#### [Taakomschrijving]
Geef uit de tekst over de bedrijventerreinen Calveen en Vathorst letterlijk het gedeelte weer dat begint met "Ter waarborging van de stedenbouwkundige kwaliteit kunnen" en doorloopt tot en met "en geluidwerende voorzieningen.".

6.2.1.3.2 Calveen (artikel 6)

Op bedrijventerrein Calveen zijn bedrijven toegestaan in de categorieën 1 tot en met 3.2, ter plaatse van aanduiding 3.2 en in de categorieën 1 tot en met 4.1, ter plaatse van de aanduiding 4.1. Bedrijven als genoemd in onderdeel D van Bijlage I van het Besluit omgevingsrecht (zogenaamde grote lawaaimakers) zijn niet toegestaan.

Ter plaatse van de aanduiding (h=a) is horeca van categorie a toegestaan (zoals restaurants, snackbars en ijssalons).
Ter waarborging van de stedenbouwkundige kwaliteit kunnen nadere eisen worden gesteld met betrekking tot bijvoorbeeld de plaats en afmetingen van bijbehorende bouwwerken en aantal en situering van parkeervoorzieningen.

6.2.1.3.3 Vathorst - Langs de Boulevard (artikel 7)

Op dit deel van bedrijventerrein Vathorst zijn bedrijven toegestaan in de categorieën 1 tot en met 3.2 en een expeditiehof waar het laden en lossen ten behoeve van bedrijven plaats vindt bij de aanduiding (eh). Vestiging van detailhandelsbedrijven is uitgesloten.

Bedrijven als genoemd in onderdeel D van Bijlage I van het Besluit omgevingsrecht (zogenaamde grote lawaaimakers) zijn niet toegestaan.
Binnen deze bestemming gelden regels die zien op de representatieve zijde van de bebouwing, de hoogte van reclamezuilen en geluidwerende voorzieningen.
Nadere eisen kunnen worden gesteld ter waarborging van de stedenbouwkundige kwaliteit.

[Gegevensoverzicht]

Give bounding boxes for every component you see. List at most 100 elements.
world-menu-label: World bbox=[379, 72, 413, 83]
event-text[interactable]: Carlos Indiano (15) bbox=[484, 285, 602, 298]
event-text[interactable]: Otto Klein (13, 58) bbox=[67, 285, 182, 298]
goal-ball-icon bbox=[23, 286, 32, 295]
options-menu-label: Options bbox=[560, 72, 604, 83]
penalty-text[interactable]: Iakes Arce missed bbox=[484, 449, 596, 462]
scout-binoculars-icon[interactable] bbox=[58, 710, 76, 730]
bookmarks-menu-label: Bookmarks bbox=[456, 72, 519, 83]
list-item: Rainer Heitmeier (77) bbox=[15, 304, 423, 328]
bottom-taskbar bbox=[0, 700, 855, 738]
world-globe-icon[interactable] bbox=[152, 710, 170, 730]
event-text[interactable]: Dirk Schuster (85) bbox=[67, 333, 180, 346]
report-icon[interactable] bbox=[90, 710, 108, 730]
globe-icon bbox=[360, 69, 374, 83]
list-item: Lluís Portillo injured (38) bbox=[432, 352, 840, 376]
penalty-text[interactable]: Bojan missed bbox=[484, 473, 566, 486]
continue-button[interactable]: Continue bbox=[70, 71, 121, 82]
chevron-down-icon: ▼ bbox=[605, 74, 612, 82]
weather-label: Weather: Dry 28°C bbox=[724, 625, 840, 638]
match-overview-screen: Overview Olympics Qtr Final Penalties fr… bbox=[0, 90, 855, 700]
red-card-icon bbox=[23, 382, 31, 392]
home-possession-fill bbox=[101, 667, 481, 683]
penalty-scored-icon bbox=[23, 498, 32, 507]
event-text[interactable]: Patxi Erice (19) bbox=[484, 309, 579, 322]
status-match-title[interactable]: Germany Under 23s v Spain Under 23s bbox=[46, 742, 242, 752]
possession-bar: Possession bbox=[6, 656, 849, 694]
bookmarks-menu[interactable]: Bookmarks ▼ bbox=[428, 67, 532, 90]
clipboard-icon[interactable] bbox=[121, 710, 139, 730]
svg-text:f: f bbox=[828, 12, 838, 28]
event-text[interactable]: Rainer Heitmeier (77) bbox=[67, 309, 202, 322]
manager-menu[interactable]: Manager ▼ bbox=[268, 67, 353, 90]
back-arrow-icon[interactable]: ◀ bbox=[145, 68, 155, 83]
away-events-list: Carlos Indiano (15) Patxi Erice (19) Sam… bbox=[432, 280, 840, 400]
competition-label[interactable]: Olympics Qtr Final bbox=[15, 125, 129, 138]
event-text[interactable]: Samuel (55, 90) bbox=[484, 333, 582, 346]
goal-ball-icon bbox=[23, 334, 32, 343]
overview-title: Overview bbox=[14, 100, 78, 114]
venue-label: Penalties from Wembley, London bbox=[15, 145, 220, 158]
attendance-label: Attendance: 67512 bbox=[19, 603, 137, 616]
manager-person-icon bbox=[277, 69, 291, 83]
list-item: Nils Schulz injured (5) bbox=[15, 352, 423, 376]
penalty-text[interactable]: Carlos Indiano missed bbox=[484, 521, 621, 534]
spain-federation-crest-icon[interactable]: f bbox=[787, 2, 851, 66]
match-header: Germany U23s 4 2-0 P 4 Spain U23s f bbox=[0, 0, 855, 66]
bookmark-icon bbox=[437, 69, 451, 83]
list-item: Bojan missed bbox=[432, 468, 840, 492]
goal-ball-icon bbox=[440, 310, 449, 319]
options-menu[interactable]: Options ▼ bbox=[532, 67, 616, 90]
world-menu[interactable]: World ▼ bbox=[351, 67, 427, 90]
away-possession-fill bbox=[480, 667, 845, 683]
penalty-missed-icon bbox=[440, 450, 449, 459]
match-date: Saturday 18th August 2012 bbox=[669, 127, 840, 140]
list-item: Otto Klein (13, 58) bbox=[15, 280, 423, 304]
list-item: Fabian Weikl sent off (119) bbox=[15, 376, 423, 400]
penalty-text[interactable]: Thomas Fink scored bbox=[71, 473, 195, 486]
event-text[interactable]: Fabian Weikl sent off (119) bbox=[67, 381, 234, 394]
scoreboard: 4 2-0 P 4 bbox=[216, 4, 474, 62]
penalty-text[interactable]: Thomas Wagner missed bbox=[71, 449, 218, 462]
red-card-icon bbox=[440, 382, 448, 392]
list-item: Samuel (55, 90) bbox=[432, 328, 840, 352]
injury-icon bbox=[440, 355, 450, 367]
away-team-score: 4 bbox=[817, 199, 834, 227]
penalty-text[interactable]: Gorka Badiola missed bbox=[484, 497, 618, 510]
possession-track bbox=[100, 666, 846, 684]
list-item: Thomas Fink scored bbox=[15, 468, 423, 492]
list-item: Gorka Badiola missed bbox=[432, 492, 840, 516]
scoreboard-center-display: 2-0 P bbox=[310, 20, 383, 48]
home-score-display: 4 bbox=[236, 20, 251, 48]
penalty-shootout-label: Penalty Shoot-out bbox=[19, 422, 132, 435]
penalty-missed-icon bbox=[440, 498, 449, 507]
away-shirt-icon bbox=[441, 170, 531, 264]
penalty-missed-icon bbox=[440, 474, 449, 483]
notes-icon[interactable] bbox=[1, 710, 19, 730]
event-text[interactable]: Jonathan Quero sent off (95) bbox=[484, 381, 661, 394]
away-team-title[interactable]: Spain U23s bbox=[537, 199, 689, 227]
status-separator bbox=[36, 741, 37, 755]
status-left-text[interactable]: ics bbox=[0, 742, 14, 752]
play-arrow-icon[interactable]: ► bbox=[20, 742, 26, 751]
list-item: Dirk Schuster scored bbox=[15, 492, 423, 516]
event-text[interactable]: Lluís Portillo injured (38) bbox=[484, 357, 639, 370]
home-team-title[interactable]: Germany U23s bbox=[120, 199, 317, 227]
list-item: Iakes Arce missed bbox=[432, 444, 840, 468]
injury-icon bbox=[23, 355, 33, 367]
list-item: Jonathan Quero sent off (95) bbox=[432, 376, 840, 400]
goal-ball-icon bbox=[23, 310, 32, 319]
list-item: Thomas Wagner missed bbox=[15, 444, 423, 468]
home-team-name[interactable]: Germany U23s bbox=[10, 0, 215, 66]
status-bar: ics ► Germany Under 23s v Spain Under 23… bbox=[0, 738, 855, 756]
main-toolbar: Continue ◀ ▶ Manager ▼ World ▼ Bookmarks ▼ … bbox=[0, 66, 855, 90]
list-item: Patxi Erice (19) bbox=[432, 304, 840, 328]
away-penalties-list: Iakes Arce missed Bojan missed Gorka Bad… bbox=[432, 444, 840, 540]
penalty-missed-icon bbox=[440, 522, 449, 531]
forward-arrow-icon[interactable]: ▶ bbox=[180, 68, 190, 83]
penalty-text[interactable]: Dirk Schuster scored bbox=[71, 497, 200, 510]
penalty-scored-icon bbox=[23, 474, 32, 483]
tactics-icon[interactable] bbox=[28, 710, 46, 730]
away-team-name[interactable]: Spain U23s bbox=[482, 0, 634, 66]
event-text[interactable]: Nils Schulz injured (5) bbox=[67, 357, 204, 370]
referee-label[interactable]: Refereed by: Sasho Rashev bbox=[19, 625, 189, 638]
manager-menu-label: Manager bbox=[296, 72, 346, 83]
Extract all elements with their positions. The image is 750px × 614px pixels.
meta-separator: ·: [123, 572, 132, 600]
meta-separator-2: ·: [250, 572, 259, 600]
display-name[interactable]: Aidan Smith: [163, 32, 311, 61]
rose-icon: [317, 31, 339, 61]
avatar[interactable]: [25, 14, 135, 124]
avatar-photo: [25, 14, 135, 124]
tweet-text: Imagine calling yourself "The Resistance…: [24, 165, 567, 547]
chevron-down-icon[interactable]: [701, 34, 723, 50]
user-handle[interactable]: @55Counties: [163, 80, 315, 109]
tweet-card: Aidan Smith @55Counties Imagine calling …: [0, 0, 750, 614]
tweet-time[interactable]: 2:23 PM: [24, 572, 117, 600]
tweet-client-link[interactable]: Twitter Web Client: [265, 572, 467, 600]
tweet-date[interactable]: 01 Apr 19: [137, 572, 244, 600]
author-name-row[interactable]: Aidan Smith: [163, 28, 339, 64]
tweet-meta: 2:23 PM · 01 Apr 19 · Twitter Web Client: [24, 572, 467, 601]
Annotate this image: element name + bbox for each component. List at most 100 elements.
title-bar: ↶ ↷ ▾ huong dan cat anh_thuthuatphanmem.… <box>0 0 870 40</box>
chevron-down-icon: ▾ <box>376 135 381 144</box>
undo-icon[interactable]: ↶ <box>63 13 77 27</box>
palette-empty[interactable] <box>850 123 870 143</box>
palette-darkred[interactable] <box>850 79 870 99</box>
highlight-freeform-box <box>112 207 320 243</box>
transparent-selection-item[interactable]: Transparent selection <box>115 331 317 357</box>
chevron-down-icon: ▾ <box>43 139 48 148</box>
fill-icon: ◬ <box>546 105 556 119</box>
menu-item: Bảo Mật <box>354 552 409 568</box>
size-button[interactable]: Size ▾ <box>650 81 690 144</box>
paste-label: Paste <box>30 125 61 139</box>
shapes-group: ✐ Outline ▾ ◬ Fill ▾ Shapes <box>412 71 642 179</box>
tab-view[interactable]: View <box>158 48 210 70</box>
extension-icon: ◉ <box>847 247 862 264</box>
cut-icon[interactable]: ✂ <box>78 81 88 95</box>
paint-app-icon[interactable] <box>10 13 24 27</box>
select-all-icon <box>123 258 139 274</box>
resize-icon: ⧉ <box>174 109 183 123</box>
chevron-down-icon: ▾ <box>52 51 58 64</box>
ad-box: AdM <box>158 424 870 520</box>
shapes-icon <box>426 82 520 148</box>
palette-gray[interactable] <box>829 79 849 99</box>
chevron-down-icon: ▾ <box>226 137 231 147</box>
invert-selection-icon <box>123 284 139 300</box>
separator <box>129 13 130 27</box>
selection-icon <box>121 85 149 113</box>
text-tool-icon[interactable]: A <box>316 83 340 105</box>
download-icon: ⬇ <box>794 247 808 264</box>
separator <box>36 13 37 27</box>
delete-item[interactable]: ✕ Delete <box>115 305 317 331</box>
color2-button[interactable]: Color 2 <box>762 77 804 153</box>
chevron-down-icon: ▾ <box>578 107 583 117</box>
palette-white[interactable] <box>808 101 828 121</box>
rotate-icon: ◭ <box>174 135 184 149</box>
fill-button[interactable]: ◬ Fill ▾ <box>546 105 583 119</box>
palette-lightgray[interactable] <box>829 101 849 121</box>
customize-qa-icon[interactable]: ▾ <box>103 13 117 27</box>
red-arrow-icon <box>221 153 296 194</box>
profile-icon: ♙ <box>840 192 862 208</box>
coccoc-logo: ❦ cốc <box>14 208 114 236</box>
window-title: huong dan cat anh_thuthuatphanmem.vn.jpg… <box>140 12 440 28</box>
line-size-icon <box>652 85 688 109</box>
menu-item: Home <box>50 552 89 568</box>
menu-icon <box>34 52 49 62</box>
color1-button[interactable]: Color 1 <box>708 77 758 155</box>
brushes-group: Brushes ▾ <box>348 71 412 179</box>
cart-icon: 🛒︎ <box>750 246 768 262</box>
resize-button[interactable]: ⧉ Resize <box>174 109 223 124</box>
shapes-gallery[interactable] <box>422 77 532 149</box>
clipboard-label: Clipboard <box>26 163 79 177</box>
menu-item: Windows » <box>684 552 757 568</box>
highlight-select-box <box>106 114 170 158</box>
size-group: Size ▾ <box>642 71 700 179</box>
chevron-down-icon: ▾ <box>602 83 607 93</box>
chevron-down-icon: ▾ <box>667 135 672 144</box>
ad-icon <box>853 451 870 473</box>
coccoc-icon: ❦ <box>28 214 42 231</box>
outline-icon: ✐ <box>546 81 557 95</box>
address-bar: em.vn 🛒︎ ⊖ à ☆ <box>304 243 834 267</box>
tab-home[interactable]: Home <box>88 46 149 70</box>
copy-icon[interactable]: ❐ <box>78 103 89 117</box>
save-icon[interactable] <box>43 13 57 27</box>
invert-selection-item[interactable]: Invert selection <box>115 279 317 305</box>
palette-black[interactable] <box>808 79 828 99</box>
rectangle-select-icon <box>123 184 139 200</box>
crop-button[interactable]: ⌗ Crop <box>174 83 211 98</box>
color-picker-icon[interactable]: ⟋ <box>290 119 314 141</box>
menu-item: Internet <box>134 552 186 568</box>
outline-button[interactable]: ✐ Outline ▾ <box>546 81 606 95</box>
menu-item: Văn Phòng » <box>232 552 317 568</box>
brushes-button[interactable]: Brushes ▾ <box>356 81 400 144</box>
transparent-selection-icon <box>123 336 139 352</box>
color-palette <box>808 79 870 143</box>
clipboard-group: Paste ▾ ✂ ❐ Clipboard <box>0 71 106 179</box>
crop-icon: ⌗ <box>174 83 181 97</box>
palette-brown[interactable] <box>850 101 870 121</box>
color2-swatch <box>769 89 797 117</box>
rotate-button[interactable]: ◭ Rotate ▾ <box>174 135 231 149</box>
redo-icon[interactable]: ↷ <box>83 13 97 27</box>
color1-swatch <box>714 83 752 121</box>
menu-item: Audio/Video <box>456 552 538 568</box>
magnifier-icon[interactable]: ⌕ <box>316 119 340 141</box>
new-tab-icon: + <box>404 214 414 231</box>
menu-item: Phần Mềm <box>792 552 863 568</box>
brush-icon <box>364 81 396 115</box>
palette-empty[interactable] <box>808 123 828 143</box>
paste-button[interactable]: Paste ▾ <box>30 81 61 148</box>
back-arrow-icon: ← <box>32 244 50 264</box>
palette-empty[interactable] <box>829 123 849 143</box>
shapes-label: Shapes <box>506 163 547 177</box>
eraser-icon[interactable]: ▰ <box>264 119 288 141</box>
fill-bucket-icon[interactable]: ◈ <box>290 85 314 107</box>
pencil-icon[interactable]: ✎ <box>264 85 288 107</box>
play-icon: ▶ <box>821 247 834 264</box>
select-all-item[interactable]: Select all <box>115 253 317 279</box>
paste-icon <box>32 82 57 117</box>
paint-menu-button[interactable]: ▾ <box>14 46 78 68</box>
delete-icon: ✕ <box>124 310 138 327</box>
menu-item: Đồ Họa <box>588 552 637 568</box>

#### [Uitwerking]
Ter waarborging van de stedenbouwkundige kwaliteit kunnen nadere eisen worden gesteld met betrekking tot bijvoorbeeld de plaats en afmetingen van bijbehorende bouwwerken en aantal en situering van parkeervoorzieningen.

6.2.1.3.3 Vathorst - Langs de Boulevard (artikel 7)

Op dit deel van bedrijventerrein Vathorst zijn bedrijven toegestaan in de categorieën 1 tot en met 3.2 en een expeditiehof waar het laden en lossen ten behoeve van bedrijven plaats vindt bij de aanduiding (eh). Vestiging van detailhandelsbedrijven is uitgesloten.

Bedrijven als genoemd in onderdeel D van Bijlage I van het Besluit omgevingsrecht (zogenaamde grote lawaaimakers) zijn niet toegestaan.
Binnen deze bestemming gelden regels die zien op de representatieve zijde van de bebouwing, de hoogte van reclamezuilen en geluidwerende voorzieningen.